| THE REQUEST |
State the number of lines with the string "this" in them, and nothing else.

********

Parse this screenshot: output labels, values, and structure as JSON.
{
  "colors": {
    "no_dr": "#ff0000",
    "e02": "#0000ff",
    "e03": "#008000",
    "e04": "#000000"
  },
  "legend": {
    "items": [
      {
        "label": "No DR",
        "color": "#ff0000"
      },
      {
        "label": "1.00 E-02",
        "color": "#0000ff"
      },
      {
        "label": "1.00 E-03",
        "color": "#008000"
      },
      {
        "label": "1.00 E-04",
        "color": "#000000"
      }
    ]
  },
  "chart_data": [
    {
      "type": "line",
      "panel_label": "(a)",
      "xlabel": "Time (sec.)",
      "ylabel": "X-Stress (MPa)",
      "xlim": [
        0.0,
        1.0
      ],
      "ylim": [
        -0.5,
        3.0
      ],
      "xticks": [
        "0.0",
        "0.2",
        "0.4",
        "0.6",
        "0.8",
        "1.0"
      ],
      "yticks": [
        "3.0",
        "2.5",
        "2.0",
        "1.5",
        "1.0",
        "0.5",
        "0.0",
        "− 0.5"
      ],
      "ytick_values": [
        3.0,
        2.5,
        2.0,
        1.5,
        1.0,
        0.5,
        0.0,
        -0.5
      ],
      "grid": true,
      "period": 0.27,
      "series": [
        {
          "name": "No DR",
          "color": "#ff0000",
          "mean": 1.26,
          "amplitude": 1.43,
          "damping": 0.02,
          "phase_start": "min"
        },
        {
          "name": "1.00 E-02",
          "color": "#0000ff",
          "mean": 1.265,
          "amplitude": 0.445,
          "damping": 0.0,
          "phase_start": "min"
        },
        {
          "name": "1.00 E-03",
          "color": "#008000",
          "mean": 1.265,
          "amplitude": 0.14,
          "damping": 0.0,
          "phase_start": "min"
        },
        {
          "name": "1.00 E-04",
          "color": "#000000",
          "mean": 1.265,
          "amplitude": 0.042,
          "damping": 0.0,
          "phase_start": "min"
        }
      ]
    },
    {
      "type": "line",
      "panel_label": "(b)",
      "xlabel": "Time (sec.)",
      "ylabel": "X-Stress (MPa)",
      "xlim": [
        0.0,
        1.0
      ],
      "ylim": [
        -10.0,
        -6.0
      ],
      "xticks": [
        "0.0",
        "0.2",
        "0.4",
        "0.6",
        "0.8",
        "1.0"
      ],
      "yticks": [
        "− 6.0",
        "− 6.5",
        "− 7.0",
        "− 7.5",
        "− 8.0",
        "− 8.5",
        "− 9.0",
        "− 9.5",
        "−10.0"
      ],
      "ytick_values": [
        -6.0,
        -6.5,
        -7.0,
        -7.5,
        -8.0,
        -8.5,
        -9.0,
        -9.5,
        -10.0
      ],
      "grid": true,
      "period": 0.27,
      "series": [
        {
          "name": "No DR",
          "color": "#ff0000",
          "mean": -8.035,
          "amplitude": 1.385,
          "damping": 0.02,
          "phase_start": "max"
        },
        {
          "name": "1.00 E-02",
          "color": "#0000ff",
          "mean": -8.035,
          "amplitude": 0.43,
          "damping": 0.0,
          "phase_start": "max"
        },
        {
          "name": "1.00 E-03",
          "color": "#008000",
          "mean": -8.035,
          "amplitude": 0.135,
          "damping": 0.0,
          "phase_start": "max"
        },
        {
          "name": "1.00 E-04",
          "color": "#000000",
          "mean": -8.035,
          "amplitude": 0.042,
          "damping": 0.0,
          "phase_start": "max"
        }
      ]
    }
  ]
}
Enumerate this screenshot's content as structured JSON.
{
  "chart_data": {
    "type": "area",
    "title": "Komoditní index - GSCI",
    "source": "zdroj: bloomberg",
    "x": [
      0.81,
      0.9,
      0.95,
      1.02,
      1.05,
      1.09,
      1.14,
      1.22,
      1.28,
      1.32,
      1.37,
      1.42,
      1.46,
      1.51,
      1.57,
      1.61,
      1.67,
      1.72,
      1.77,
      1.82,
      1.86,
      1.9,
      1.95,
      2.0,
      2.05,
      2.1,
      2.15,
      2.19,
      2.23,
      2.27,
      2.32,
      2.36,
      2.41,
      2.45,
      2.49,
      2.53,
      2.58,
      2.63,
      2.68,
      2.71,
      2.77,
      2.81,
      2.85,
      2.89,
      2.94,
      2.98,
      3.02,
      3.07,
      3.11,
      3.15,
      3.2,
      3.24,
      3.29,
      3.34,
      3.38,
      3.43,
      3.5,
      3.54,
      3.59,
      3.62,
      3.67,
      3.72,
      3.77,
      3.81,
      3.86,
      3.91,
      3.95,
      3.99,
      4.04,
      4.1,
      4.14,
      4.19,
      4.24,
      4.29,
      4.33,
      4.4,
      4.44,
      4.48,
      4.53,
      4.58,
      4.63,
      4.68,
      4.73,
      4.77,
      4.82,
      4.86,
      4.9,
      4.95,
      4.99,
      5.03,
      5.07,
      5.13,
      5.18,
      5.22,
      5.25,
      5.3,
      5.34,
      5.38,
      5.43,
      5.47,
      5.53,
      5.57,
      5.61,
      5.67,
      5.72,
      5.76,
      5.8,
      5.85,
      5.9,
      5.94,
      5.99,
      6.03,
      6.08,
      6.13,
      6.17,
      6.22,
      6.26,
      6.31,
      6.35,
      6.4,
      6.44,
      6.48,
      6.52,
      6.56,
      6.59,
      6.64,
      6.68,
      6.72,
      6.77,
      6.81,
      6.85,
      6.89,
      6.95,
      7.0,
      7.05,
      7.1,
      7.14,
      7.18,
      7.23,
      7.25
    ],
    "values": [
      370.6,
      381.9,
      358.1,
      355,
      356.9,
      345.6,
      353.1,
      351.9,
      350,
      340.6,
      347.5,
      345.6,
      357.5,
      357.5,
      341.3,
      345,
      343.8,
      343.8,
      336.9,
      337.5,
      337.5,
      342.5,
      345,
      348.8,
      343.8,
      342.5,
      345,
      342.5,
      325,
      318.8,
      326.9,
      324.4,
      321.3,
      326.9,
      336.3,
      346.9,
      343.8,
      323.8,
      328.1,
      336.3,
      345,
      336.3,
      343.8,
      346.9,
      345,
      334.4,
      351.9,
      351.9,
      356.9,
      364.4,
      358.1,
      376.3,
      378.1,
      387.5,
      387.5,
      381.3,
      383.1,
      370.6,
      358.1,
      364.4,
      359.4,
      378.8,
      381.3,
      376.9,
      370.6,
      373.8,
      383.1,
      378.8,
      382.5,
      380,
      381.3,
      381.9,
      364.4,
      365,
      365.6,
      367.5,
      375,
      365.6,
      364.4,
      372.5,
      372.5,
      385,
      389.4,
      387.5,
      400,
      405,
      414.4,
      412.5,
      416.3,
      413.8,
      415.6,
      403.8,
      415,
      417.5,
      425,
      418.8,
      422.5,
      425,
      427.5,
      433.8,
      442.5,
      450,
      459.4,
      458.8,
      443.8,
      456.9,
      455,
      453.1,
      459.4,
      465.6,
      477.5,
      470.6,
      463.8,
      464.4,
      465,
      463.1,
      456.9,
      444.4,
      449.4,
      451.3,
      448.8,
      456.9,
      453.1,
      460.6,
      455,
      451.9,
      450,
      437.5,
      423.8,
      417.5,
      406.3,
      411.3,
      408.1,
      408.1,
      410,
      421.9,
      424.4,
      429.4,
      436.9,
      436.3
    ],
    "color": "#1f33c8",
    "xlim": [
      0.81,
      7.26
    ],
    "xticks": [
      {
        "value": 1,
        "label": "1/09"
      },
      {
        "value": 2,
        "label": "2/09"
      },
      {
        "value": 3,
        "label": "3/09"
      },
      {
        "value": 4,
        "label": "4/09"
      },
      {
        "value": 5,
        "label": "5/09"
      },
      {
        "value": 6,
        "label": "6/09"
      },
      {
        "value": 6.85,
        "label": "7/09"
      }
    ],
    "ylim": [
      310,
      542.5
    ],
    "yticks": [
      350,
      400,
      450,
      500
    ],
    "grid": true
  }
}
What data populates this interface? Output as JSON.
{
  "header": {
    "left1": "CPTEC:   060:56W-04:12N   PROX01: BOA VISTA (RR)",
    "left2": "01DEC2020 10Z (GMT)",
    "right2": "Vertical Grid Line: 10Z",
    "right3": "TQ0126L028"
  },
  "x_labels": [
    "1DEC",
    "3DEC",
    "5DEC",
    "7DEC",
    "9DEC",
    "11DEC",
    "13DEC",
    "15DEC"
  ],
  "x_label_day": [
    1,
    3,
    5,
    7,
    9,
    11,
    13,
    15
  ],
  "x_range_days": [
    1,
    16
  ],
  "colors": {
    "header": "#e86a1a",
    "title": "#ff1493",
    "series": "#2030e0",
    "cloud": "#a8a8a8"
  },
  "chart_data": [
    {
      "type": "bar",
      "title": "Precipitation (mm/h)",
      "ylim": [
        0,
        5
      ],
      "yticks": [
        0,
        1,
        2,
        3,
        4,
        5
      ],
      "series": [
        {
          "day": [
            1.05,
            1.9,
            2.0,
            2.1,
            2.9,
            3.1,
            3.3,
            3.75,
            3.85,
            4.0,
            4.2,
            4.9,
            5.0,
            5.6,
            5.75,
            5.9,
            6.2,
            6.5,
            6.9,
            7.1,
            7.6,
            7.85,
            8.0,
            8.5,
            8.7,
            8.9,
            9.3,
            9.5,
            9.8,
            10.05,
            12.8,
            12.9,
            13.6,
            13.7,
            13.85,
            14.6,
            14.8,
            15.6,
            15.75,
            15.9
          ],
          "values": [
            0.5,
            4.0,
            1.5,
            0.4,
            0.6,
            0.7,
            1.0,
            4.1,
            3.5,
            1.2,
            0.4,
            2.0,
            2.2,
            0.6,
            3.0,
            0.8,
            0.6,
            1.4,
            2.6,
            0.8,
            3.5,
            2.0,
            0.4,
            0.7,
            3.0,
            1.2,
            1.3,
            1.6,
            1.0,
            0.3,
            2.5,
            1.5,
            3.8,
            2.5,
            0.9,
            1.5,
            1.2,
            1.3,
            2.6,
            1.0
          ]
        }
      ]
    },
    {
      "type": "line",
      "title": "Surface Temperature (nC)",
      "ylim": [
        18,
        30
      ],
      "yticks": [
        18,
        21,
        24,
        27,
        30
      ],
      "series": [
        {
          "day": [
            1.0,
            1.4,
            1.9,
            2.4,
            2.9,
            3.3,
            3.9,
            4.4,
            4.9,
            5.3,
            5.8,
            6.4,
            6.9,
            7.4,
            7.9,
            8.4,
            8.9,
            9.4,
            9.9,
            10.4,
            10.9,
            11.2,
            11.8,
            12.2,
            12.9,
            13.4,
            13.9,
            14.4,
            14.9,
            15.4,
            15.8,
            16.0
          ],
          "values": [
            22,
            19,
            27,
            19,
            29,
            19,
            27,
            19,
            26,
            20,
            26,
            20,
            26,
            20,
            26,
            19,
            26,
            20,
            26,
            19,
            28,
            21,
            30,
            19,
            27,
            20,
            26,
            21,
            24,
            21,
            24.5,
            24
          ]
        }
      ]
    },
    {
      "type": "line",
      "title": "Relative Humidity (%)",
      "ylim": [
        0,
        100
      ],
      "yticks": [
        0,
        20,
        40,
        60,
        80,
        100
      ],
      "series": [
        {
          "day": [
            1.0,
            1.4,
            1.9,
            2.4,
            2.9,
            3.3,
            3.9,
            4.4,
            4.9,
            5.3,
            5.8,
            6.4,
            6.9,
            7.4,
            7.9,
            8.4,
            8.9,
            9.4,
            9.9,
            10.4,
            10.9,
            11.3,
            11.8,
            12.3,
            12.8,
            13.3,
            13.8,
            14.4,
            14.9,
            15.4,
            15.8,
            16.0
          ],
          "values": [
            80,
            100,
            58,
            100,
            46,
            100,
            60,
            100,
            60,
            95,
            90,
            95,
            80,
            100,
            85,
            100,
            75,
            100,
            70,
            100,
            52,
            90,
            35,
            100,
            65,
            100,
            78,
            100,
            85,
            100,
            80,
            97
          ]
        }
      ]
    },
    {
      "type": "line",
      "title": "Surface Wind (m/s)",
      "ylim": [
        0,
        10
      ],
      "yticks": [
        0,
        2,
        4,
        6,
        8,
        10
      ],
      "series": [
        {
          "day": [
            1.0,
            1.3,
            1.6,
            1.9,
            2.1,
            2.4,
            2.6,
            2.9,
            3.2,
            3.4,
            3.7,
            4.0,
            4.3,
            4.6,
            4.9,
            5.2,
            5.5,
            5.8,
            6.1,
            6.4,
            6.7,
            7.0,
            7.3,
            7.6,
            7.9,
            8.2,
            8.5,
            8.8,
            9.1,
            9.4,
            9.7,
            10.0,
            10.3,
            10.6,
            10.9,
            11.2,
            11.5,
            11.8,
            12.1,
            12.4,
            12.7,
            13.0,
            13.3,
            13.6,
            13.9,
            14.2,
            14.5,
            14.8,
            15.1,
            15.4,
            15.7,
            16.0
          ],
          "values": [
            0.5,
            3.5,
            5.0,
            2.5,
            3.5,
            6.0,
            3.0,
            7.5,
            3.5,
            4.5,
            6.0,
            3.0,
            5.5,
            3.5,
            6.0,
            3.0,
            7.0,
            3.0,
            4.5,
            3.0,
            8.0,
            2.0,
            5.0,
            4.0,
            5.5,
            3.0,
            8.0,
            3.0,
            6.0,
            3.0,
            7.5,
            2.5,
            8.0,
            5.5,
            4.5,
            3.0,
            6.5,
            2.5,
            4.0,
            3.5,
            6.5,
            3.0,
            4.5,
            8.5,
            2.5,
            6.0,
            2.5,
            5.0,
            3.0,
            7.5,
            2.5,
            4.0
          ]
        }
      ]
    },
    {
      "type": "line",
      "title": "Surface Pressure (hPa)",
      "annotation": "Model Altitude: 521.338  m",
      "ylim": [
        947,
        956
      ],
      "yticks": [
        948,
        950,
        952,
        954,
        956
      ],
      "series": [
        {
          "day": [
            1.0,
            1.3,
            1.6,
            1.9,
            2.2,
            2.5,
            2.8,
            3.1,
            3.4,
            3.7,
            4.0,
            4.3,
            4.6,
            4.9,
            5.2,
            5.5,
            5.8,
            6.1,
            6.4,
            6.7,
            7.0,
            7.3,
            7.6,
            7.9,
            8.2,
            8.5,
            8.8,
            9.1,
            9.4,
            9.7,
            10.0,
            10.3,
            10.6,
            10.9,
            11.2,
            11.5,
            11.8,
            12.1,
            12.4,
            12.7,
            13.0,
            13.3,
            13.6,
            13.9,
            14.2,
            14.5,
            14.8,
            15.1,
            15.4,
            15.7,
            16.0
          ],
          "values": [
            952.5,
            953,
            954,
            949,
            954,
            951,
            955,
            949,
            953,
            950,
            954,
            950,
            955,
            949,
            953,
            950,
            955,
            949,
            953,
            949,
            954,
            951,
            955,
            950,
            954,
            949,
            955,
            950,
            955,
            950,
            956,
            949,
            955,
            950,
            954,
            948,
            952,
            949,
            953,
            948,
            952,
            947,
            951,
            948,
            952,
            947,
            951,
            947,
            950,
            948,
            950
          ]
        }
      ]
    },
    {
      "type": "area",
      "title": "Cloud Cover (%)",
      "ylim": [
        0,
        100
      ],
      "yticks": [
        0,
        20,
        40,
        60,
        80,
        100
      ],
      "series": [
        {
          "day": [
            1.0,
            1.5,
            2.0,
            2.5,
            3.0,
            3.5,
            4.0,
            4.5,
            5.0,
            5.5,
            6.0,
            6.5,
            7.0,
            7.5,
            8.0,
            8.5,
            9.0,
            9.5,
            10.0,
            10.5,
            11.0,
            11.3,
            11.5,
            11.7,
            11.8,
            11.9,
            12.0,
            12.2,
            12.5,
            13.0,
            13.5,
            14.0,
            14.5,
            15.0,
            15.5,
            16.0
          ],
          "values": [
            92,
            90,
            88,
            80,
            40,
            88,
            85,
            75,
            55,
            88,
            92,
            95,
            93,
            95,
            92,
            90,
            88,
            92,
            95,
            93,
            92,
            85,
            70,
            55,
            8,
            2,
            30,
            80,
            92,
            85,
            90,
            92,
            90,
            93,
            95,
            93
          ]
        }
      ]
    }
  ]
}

********

| WRITTEN RESPONSE |
3